## TASK BRIEF
Among the entries below, count the lines where the string "Moçambique" occurs, and give only the number.

Dataset items:

....................

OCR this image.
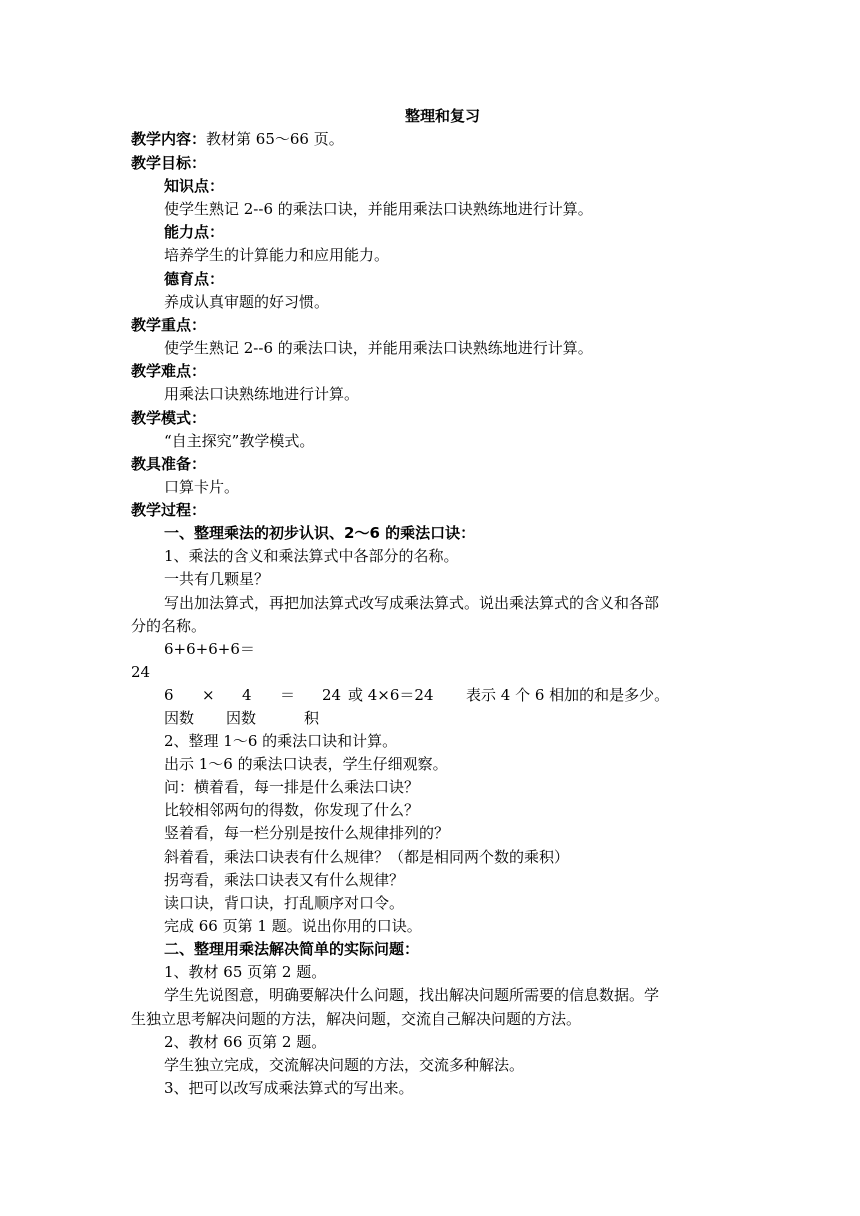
整理和复习
教学内容：教材第 65～66 页。
教学目标：
知识点：
使学生熟记 2--6 的乘法口诀，并能用乘法口诀熟练地进行计算。
能力点：
培养学生的计算能力和应用能力。
德育点：
养成认真审题的好习惯。
教学重点：
使学生熟记 2--6 的乘法口诀，并能用乘法口诀熟练地进行计算。
教学难点：
用乘法口诀熟练地进行计算。
教学模式：
“自主探究”教学模式。
教具准备：
口算卡片。
教学过程：
一、整理乘法的初步认识、2～6 的乘法口诀：
1、乘法的含义和乘法算式中各部分的名称。
一共有几颗星？
写出加法算式，再把加法算式改写成乘法算式。说出乘法算式的含义和各部
分的名称。
6+6+6+6＝
24
6 × 4 ＝ 24 或 4×6＝24 表示 4 个 6 相加的和是多少。
因数 因数	积
2、整理 1～6 的乘法口诀和计算。
出示 1～6 的乘法口诀表，学生仔细观察。
问：横着看，每一排是什么乘法口诀？
比较相邻两句的得数，你发现了什么？
竖着看，每一栏分别是按什么规律排列的？
斜着看，乘法口诀表有什么规律？（都是相同两个数的乘积）
拐弯看，乘法口诀表又有什么规律？
读口诀，背口诀，打乱顺序对口令。
完成 66 页第 1 题。说出你用的口诀。
二、整理用乘法解决简单的实际问题：
1、教材 65 页第 2 题。
学生先说图意，明确要解决什么问题，找出解决问题所需要的信息数据。学
生独立思考解决问题的方法，解决问题，交流自己解决问题的方法。
2、教材 66 页第 2 题。
学生独立完成，交流解决问题的方法，交流多种解法。
3、把可以改写成乘法算式的写出来。
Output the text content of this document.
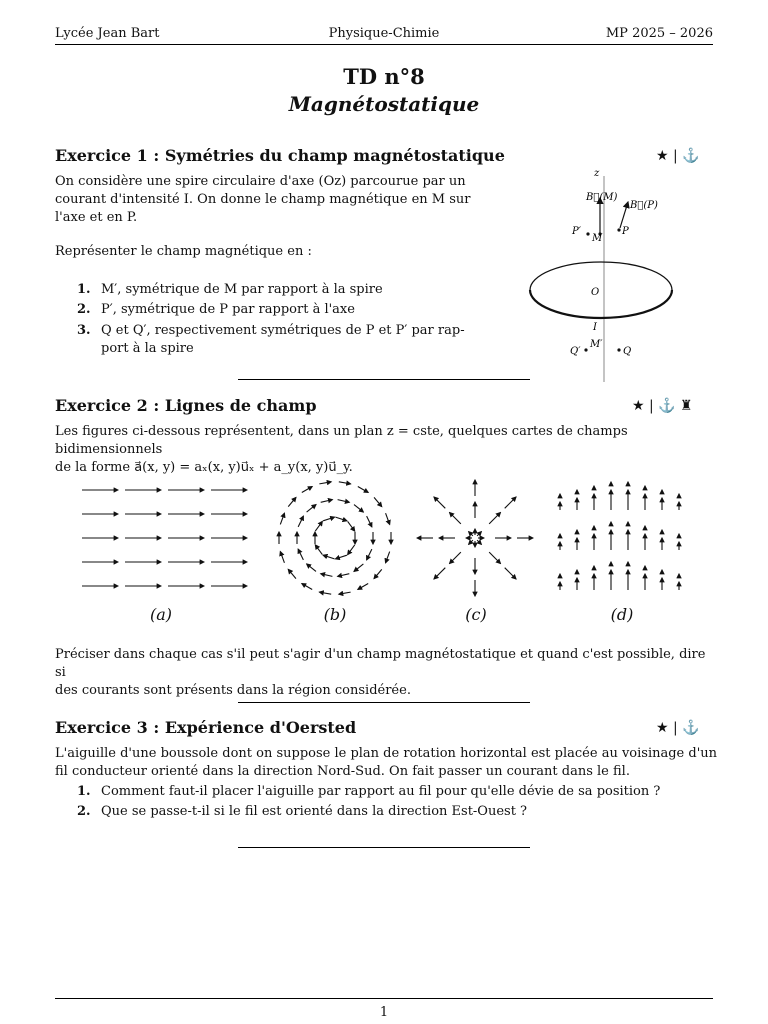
Lycée Jean Bart	Physique-Chimie	MP 2025 – 2026
TD n°8
Magnétostatique
Exercice 1 : Symétries du champ magnétostatique	★ | ⚓

On considère une spire circulaire d'axe (Oz) parcourue par un

courant d'intensité I. On donne le champ magnétique en M sur

l'axe et en P.

Représenter le champ magnétique en :
1. M′, symétrique de M par rapport à la spire
2. P′, symétrique de P par rapport à l'axe
3. Q et Q′, respectivement symétriques de P et P′ par rap-
port à la spire
z
B⃗(M)
B⃗(P)
P′
M
P
O
I
Q′
M′
Q
Exercice 2 : Lignes de champ	★ | ⚓ ♜

Les figures ci-dessous représentent, dans un plan z = cste, quelques cartes de champs bidimensionnels

de la forme a⃗(x, y) = aₓ(x, y)u⃗ₓ + a_y(x, y)u⃗_y.

(a)	(b)	(c)	(d)

Préciser dans chaque cas s'il peut s'agir d'un champ magnétostatique et quand c'est possible, dire si

des courants sont présents dans la région considérée.

Exercice 3 : Expérience d'Oersted	★ | ⚓

L'aiguille d'une boussole dont on suppose le plan de rotation horizontal est placée au voisinage d'un

fil conducteur orienté dans la direction Nord-Sud. On fait passer un courant dans le fil.

1. Comment faut-il placer l'aiguille par rapport au fil pour qu'elle dévie de sa position ?
2. Que se passe-t-il si le fil est orienté dans la direction Est-Ouest ?
1
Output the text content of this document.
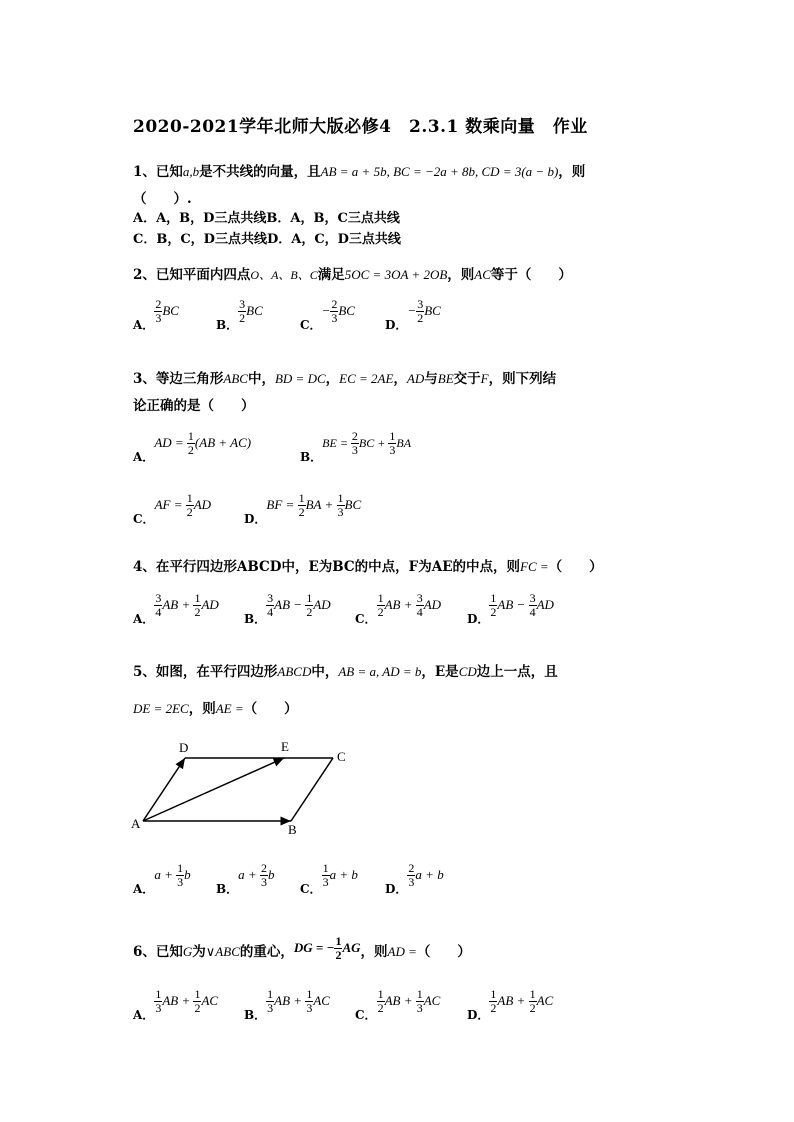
2020-2021学年北师大版必修4　2.3.1 数乘向量　作业
1、已知a,b是不共线的向量，且AB = a + 5b, BC = −2a + 8b, CD = 3(a − b)，则
（　　）.
A．A，B，D三点共线B．A，B，C三点共线
C．B，C，D三点共线D．A，C，D三点共线
2、已知平面内四点O、A、B、C满足5OC = 3OA + 2OB，则AC等于（　　）
A． $\frac{2}{3}$ BC
B． $\frac{3}{2}$ BC
C．− $\frac{2}{3}$ BC
D．− $\frac{3}{2}$ BC
3、等边三角形ABC中，BD = DC，EC = 2AE，AD与BE交于F，则下列结
论正确的是（　　）
A．AD = $\frac{1}{2} (AB + AC)$
B．BE = $\frac{2}{3}$ BC + $\frac{1}{3}$ BA
C．AF = $\frac{1}{2}$ AD
D．BF = $\frac{1}{2}$ BA + $\frac{1}{3}$ BC
4、在平行四边形ABCD中，E为BC的中点，F为AE的中点，则FC =（　　）
A． $\frac{3}{4}$ AB + $\frac{1}{2}$ AD
B． $\frac{3}{4}$ AB − $\frac{1}{2}$ AD
C． $\frac{1}{2}$ AB + $\frac{3}{4}$ AD
D． $\frac{1}{2}$ AB − $\frac{3}{4}$ AD
5、如图，在平行四边形ABCD中，AB = a, AD = b，E是CD边上一点，且
DE = 2EC，则AE =（　　）
D	E
C
A	B
A．$a + \frac{1}{3}$ b
B．$a + \frac{2}{3}$ b
C． $\frac{1}{3}$ a + b
D． $\frac{2}{3}$ a + b
6、已知G为∨ABC的重心，DG = − $\frac{1}{2}$ AG，则AD =（　　）
A． $\frac{1}{3}$ AB + $\frac{1}{2}$ AC
B． $\frac{1}{3}$ AB + $\frac{1}{3}$ AC
C． $\frac{1}{2}$ AB + $\frac{1}{3}$ AC
D． $\frac{1}{2}$ AB + $\frac{1}{2}$ AC
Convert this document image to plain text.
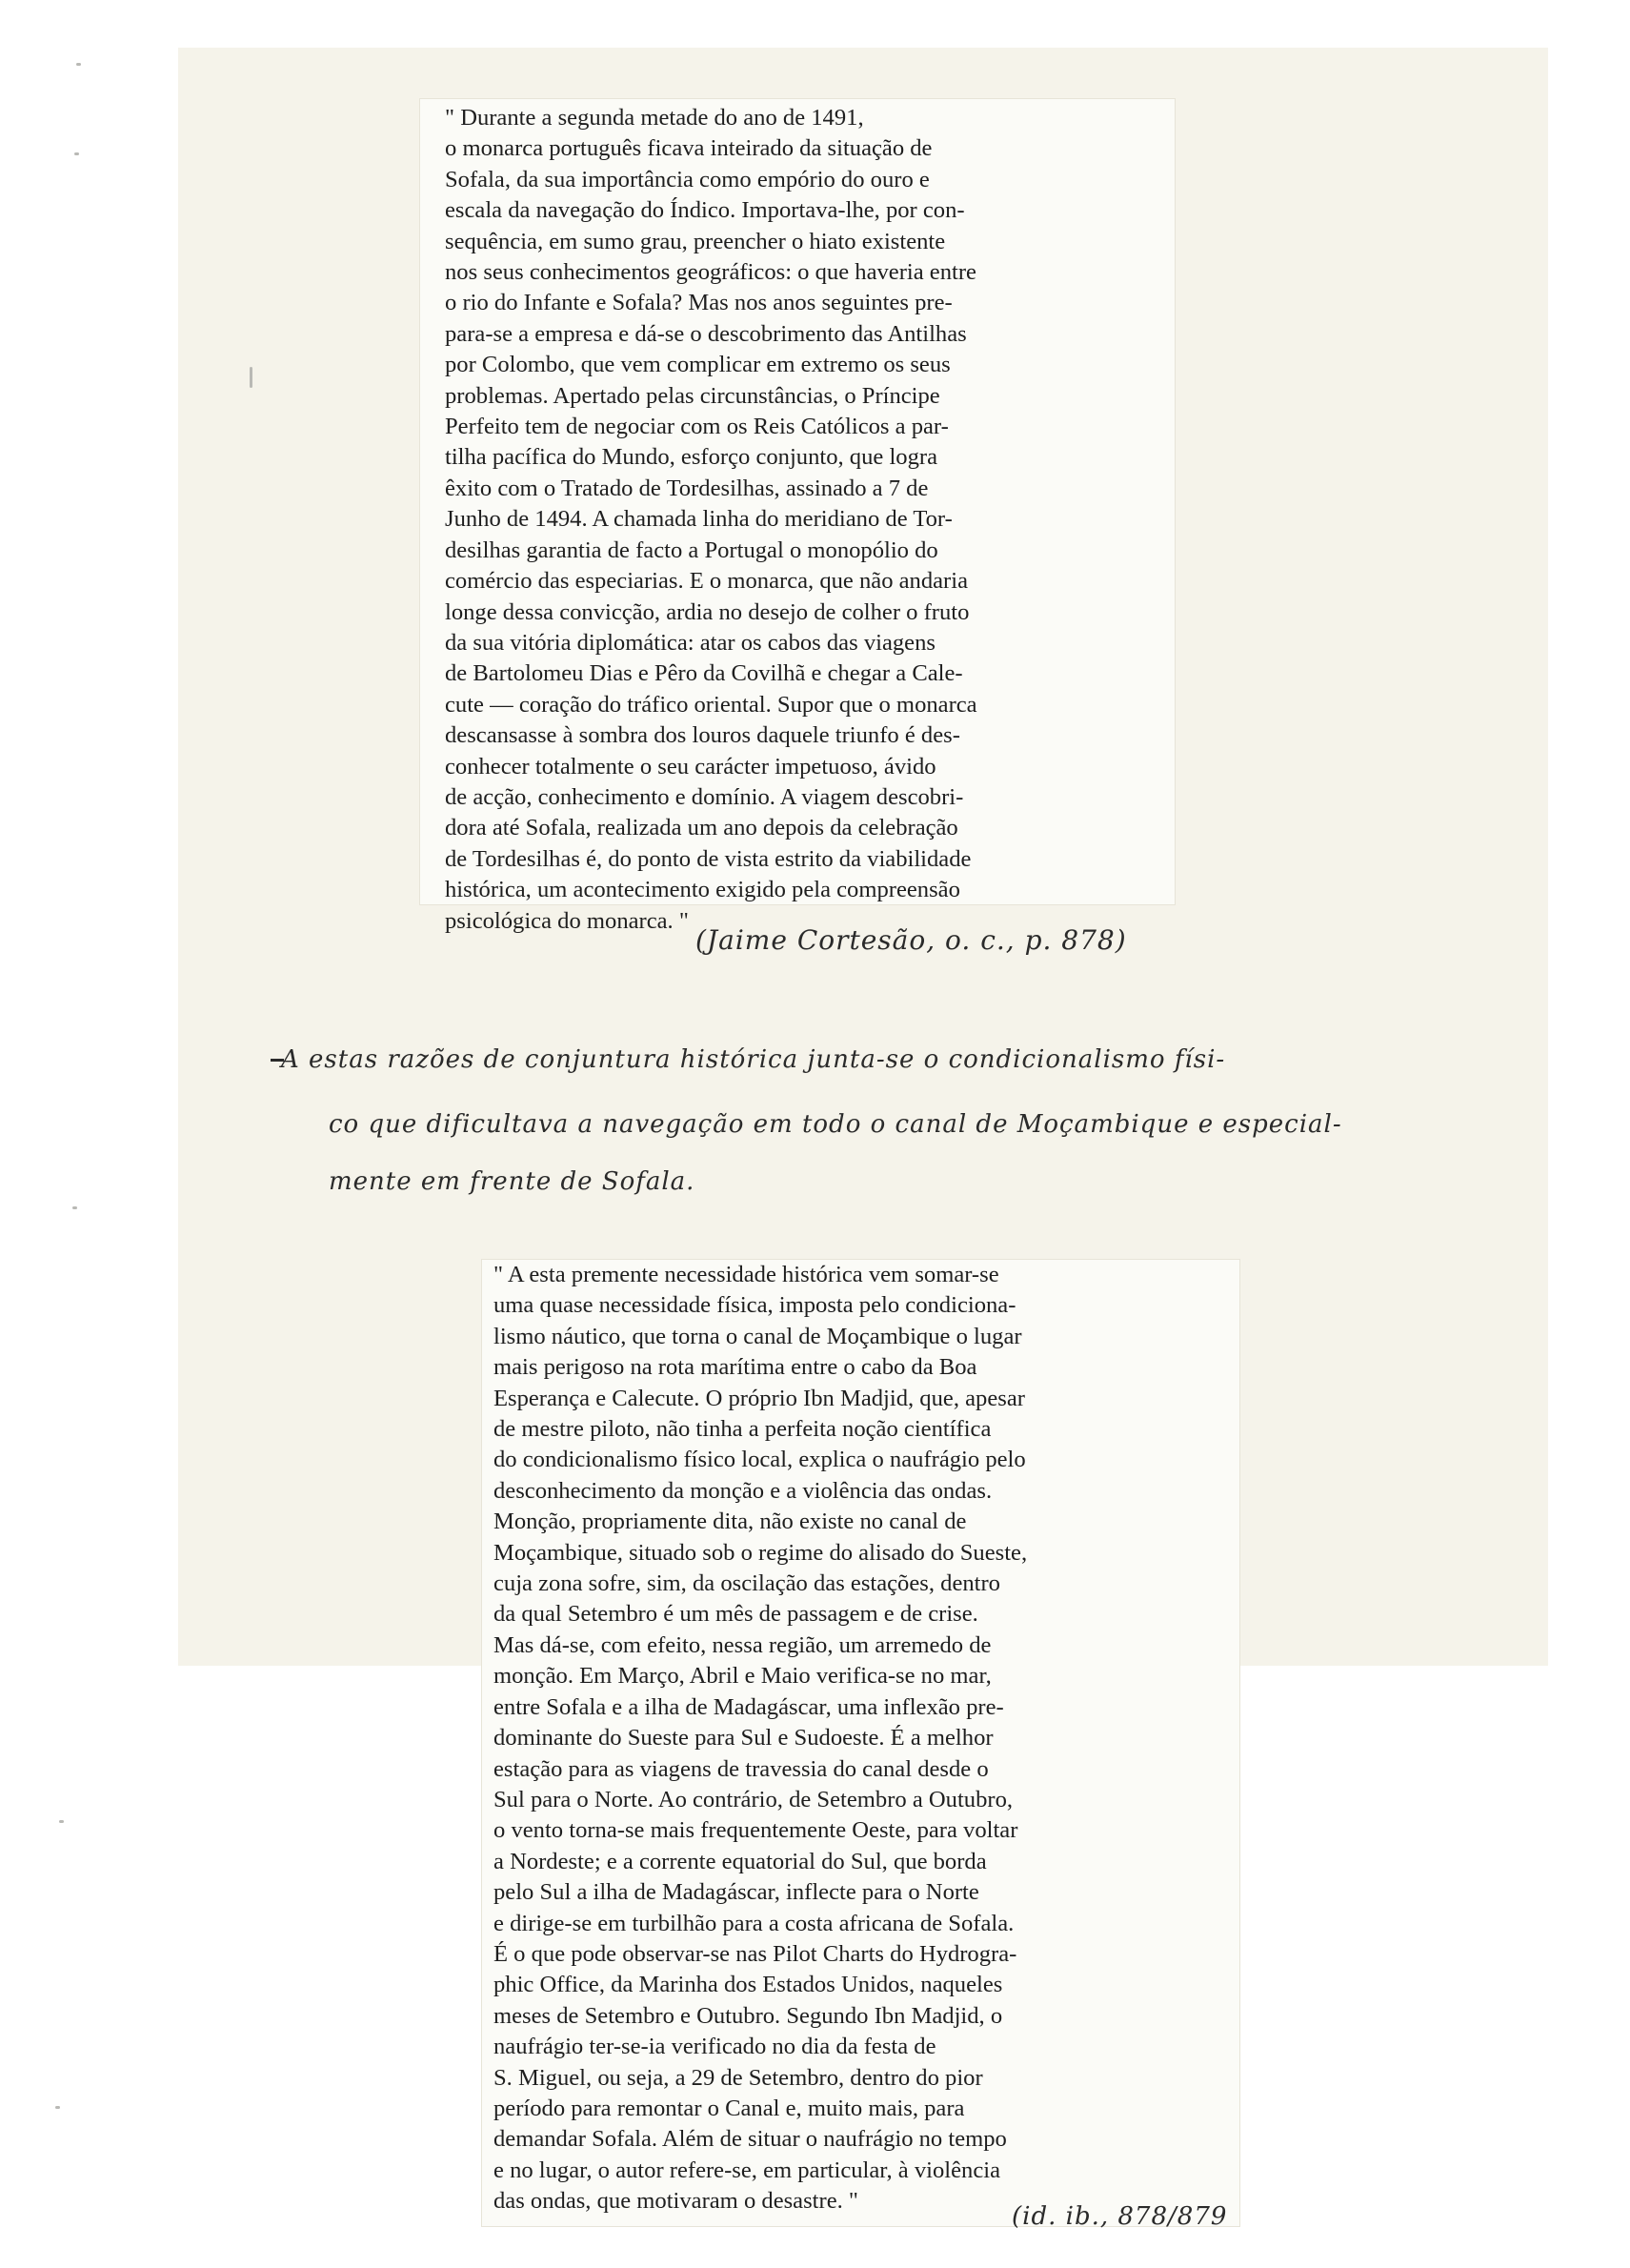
" Durante a segunda metade do ano de 1491,
o monarca português ficava inteirado da situação de
Sofala, da sua importância como empório do ouro e
escala da navegação do Índico. Importava-lhe, por con-
sequência, em sumo grau, preencher o hiato existente
nos seus conhecimentos geográficos: o que haveria entre
o rio do Infante e Sofala? Mas nos anos seguintes pre-
para-se a empresa e dá-se o descobrimento das Antilhas
por Colombo, que vem complicar em extremo os seus
problemas. Apertado pelas circunstâncias, o Príncipe
Perfeito tem de negociar com os Reis Católicos a par-
tilha pacífica do Mundo, esforço conjunto, que logra
êxito com o Tratado de Tordesilhas, assinado a 7 de
Junho de 1494. A chamada linha do meridiano de Tor-
desilhas garantia de facto a Portugal o monopólio do
comércio das especiarias. E o monarca, que não andaria
longe dessa convicção, ardia no desejo de colher o fruto
da sua vitória diplomática: atar os cabos das viagens
de Bartolomeu Dias e Pêro da Covilhã e chegar a Cale-
cute — coração do tráfico oriental. Supor que o monarca
descansasse à sombra dos louros daquele triunfo é des-
conhecer totalmente o seu carácter impetuoso, ávido
de acção, conhecimento e domínio. A viagem descobri-
dora até Sofala, realizada um ano depois da celebração
de Tordesilhas é, do ponto de vista estrito da viabilidade
histórica, um acontecimento exigido pela compreensão
psicológica do monarca. "

(Jaime Cortesão, o. c., p. 878)
A estas razões de conjuntura histórica junta-se o condicionalismo físi-
co que dificultava a navegação em todo o canal de Moçambique e especial-
mente em frente de Sofala.

" A esta premente necessidade histórica vem somar-se
uma quase necessidade física, imposta pelo condiciona-
lismo náutico, que torna o canal de Moçambique o lugar
mais perigoso na rota marítima entre o cabo da Boa
Esperança e Calecute. O próprio Ibn Madjid, que, apesar
de mestre piloto, não tinha a perfeita noção científica
do condicionalismo físico local, explica o naufrágio pelo
desconhecimento da monção e a violência das ondas.
Monção, propriamente dita, não existe no canal de
Moçambique, situado sob o regime do alisado do Sueste,
cuja zona sofre, sim, da oscilação das estações, dentro
da qual Setembro é um mês de passagem e de crise.
Mas dá-se, com efeito, nessa região, um arremedo de
monção. Em Março, Abril e Maio verifica-se no mar,
entre Sofala e a ilha de Madagáscar, uma inflexão pre-
dominante do Sueste para Sul e Sudoeste. É a melhor
estação para as viagens de travessia do canal desde o
Sul para o Norte. Ao contrário, de Setembro a Outubro,
o vento torna-se mais frequentemente Oeste, para voltar
a Nordeste; e a corrente equatorial do Sul, que borda
pelo Sul a ilha de Madagáscar, inflecte para o Norte
e dirige-se em turbilhão para a costa africana de Sofala.
É o que pode observar-se nas Pilot Charts do Hydrogra-
phic Office, da Marinha dos Estados Unidos, naqueles
meses de Setembro e Outubro. Segundo Ibn Madjid, o
naufrágio ter-se-ia verificado no dia da festa de
S. Miguel, ou seja, a 29 de Setembro, dentro do pior
período para remontar o Canal e, muito mais, para
demandar Sofala. Além de situar o naufrágio no tempo
e no lugar, o autor refere-se, em particular, à violência
das ondas, que motivaram o desastre. "

(id. ib., 878/879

....................

## FINISHED ANSWER
3